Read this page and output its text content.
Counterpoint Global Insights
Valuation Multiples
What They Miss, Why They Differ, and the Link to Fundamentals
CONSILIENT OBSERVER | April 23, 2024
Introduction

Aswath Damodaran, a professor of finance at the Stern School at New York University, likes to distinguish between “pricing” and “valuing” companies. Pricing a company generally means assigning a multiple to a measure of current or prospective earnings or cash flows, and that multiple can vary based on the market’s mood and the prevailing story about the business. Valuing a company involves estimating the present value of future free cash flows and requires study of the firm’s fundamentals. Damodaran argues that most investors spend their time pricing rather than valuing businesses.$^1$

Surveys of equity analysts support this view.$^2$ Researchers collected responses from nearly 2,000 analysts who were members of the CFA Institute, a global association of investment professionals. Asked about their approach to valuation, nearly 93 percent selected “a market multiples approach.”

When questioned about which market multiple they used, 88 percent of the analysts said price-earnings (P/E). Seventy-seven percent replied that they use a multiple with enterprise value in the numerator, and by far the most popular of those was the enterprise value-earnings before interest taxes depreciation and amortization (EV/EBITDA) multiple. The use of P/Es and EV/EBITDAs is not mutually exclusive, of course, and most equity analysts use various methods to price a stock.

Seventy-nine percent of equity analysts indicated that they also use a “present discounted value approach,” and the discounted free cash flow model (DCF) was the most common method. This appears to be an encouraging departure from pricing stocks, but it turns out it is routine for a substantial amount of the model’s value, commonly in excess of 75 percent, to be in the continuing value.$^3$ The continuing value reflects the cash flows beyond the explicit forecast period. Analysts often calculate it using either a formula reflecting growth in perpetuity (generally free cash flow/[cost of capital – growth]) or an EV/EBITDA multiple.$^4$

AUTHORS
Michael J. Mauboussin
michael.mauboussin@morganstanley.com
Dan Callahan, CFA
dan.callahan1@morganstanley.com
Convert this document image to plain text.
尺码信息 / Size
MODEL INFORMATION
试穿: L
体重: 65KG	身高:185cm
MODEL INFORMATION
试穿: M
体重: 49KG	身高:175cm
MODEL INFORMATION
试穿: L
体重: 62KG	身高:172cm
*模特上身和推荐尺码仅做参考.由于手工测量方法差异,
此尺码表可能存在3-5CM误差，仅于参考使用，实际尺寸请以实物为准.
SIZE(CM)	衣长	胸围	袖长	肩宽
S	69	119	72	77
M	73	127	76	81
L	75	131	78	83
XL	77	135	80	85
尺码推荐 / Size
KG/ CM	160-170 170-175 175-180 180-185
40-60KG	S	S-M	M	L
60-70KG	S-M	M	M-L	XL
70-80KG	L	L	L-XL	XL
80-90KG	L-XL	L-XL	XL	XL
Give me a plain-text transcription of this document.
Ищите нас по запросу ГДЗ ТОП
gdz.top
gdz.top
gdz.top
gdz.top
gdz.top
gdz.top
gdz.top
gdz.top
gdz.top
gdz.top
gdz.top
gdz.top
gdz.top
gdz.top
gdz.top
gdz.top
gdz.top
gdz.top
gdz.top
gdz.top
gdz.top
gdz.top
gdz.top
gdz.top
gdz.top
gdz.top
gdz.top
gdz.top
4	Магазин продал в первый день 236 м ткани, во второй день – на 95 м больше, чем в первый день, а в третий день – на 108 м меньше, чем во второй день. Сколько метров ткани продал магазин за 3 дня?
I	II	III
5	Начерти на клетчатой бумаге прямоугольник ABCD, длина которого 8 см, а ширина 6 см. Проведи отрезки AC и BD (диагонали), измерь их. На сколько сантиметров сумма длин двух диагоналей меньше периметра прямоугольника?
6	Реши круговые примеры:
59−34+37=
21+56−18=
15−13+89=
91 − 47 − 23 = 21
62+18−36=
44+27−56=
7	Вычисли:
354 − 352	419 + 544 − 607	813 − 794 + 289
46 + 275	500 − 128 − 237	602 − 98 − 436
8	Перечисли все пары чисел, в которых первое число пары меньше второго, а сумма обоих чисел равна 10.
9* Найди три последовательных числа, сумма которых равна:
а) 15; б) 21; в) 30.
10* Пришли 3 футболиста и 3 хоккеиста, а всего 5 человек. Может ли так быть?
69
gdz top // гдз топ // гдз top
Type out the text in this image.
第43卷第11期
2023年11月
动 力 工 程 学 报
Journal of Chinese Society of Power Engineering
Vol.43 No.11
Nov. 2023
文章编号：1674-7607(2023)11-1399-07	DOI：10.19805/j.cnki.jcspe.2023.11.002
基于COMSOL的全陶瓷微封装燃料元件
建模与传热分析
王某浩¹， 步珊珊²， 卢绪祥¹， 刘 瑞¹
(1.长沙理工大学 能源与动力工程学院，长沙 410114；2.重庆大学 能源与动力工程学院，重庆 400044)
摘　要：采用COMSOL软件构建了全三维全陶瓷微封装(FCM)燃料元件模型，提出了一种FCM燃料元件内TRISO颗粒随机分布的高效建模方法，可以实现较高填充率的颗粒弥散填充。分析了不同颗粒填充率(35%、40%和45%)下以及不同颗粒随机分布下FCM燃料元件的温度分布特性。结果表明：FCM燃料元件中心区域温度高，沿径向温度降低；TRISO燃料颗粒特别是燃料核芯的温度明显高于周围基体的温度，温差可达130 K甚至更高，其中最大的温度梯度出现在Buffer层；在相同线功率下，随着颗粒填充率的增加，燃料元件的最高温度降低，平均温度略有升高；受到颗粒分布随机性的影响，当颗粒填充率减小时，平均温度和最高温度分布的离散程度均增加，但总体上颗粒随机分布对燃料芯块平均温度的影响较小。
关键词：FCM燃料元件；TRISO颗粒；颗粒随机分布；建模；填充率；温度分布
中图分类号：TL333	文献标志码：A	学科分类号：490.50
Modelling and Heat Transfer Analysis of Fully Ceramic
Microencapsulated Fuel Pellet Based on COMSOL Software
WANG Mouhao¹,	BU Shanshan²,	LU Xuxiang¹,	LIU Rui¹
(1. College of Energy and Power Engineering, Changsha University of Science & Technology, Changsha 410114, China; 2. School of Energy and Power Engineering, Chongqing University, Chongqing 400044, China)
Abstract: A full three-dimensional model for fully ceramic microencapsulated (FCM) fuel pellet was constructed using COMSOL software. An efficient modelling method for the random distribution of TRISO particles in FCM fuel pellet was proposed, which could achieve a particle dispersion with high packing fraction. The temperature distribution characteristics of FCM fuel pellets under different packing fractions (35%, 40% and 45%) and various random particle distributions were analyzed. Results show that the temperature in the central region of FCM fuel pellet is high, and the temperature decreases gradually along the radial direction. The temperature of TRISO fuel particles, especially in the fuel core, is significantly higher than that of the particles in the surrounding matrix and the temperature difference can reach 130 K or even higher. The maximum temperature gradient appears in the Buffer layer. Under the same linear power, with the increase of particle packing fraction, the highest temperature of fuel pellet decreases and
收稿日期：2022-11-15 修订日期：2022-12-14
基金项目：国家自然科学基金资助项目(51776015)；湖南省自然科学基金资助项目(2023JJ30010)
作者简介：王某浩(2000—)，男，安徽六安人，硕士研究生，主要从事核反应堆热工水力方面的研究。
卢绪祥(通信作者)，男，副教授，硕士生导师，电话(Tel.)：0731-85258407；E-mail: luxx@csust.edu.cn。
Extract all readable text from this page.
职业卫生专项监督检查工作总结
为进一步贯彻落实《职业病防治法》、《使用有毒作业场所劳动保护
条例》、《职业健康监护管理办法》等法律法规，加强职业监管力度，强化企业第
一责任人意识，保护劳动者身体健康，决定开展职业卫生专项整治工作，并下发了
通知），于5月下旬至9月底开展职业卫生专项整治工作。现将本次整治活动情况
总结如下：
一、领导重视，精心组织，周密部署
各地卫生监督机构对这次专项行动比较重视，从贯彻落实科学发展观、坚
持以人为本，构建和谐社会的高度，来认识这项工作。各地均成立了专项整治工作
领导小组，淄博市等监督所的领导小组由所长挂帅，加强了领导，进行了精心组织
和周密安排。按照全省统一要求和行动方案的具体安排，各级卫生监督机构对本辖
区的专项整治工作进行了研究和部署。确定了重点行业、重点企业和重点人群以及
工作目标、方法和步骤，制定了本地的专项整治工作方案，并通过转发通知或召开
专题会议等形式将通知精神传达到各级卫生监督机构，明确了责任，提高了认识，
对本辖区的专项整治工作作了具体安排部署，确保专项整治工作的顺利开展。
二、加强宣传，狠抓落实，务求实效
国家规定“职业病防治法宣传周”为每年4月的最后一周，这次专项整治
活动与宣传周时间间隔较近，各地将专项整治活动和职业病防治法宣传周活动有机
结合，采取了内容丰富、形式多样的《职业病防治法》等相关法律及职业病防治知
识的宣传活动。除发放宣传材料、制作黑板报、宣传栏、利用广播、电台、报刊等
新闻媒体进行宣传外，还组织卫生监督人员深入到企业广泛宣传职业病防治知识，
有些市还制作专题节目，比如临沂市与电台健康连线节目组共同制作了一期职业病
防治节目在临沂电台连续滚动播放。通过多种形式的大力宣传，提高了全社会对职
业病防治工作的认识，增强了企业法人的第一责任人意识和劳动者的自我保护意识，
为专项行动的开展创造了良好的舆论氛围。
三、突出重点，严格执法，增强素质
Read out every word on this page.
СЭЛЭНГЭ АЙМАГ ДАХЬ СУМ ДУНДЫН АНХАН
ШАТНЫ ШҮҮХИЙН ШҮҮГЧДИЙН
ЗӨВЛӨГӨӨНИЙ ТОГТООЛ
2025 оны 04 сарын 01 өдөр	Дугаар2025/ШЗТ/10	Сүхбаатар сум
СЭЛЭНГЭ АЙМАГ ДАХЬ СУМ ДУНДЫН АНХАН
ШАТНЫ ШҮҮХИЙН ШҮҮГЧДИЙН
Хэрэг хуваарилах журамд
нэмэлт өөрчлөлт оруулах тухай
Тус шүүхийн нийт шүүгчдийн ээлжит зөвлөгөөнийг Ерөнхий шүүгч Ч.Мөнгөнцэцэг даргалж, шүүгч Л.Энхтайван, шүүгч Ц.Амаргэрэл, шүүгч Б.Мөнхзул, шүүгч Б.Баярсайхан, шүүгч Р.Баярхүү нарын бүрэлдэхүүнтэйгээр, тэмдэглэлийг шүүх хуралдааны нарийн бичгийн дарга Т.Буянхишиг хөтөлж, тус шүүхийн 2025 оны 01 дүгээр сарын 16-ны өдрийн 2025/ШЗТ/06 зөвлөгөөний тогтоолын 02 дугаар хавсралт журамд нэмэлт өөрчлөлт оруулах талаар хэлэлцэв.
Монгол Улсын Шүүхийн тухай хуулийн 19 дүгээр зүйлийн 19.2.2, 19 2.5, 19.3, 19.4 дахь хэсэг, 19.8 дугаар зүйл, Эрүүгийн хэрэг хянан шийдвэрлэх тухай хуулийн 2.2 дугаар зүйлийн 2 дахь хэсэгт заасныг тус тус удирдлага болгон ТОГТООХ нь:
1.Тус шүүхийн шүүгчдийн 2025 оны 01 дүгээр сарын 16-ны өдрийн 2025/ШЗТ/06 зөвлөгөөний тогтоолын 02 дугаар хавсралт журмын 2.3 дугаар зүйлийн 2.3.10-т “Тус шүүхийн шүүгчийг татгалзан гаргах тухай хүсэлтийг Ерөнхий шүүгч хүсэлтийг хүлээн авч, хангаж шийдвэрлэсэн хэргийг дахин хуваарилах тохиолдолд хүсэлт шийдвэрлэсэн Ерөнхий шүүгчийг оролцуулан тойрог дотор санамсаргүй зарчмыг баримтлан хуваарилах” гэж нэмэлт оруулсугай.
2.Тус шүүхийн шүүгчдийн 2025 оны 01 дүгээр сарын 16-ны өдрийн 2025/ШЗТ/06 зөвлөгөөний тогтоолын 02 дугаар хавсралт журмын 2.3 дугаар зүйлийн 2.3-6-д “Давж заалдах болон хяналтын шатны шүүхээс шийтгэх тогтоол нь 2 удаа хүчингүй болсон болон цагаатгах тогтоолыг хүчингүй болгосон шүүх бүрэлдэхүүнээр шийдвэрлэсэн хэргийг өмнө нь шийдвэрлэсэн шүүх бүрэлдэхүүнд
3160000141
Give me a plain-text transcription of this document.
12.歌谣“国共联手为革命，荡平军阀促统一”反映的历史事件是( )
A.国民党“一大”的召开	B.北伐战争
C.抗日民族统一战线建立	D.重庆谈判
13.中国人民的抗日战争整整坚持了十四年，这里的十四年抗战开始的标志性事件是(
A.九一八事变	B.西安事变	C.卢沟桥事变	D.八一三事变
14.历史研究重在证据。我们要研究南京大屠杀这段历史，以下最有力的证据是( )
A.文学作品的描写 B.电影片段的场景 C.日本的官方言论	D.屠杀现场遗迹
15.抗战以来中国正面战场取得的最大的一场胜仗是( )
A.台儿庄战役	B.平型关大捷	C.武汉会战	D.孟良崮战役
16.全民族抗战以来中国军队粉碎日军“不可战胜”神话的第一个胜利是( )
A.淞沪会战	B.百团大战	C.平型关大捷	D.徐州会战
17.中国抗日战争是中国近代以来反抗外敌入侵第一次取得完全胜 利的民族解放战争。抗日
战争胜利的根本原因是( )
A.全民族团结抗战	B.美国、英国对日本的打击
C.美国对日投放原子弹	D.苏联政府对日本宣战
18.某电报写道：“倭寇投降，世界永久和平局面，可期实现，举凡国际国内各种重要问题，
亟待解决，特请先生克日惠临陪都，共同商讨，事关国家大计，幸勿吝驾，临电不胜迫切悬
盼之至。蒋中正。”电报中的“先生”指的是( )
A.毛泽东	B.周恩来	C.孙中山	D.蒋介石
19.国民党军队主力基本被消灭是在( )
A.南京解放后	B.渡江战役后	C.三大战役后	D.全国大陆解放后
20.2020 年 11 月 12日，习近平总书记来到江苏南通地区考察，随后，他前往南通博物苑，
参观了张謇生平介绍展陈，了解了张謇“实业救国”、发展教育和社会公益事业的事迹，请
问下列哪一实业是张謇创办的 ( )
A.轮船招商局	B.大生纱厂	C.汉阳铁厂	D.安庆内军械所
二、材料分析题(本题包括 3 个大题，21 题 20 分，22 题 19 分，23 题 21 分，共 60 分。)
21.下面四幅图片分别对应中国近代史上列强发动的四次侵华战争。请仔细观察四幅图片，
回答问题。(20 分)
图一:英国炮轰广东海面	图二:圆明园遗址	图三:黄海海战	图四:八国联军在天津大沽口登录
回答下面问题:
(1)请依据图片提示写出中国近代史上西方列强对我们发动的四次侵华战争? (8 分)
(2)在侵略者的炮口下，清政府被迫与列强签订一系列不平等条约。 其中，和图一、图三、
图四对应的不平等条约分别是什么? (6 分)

★ ★ ★ ★

Search the material above for "present". Pull out each line where it shows up.

*The solution*.
Aswath Damodaran, a professor of finance at the Stern School at New York University, likes to distinguish between “pricing” and “valuing” companies. Pricing a company generally means assigning a multiple to a measure of current or prospective earnings or cash flows, and that multiple can vary based on the market’s mood and the prevailing story about the business. Valuing a company involves estimating the present value of future free cash flows and requires study of the firm’s fundamentals. Damodaran argues that most investors spend their time pricing rather than valuing businesses.$^1$
Seventy-nine percent of equity analysts indicated that they also use a “present discounted value approach,” and the discounted free cash flow model (DCF) was the most common method. This appears to be an encouraging departure from pricing stocks, but it turns out it is routine for a substantial amount of the model’s value, commonly in excess of 75 percent, to be in the continuing value.$^3$ The continuing value reflects the cash flows beyond the explicit forecast period. Analysts often calculate it using either a formula reflecting growth in perpetuity (generally free cash flow/[cost of capital – growth]) or an EV/EBITDA multiple.$^4$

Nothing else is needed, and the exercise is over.